Short task
How many of the lines below include "請重新預約"? Give the number and no other words.

(Dataset rows)
⟨

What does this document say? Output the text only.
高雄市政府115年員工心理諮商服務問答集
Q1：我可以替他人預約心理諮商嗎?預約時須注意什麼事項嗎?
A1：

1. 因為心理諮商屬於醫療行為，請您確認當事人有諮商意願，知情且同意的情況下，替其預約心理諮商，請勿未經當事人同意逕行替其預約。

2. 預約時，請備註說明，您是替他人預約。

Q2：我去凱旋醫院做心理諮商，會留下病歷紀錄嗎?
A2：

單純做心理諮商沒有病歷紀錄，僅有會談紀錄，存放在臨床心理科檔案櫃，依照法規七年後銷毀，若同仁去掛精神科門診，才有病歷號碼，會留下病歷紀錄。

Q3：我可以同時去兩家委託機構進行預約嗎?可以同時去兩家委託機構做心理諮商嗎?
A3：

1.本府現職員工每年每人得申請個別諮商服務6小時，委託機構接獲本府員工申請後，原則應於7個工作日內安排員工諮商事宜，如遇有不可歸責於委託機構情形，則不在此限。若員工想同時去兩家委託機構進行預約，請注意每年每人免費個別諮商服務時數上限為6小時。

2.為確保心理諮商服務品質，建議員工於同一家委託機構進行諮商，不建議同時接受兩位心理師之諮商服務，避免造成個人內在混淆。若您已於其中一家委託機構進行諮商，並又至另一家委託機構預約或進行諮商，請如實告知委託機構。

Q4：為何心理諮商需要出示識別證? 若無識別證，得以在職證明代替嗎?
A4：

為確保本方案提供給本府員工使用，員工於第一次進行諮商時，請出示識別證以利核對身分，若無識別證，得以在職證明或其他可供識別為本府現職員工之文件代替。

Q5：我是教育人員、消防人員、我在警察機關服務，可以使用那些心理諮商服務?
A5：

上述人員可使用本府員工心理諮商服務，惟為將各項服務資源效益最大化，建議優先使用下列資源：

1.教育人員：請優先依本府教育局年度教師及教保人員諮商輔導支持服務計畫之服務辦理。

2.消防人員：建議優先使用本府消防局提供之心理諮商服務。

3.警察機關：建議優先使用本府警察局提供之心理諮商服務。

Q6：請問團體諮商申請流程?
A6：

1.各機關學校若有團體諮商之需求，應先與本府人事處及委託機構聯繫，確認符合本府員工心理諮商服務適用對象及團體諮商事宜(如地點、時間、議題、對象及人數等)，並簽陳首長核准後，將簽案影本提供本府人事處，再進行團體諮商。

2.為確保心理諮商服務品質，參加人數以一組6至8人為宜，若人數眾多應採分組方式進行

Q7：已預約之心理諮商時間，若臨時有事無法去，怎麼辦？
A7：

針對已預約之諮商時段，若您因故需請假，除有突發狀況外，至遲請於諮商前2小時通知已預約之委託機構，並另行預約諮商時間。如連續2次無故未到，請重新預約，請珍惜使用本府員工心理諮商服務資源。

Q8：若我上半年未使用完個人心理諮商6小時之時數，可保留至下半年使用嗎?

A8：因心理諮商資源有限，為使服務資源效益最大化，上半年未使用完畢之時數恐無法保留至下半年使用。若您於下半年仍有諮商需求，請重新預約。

⟩

Full output
2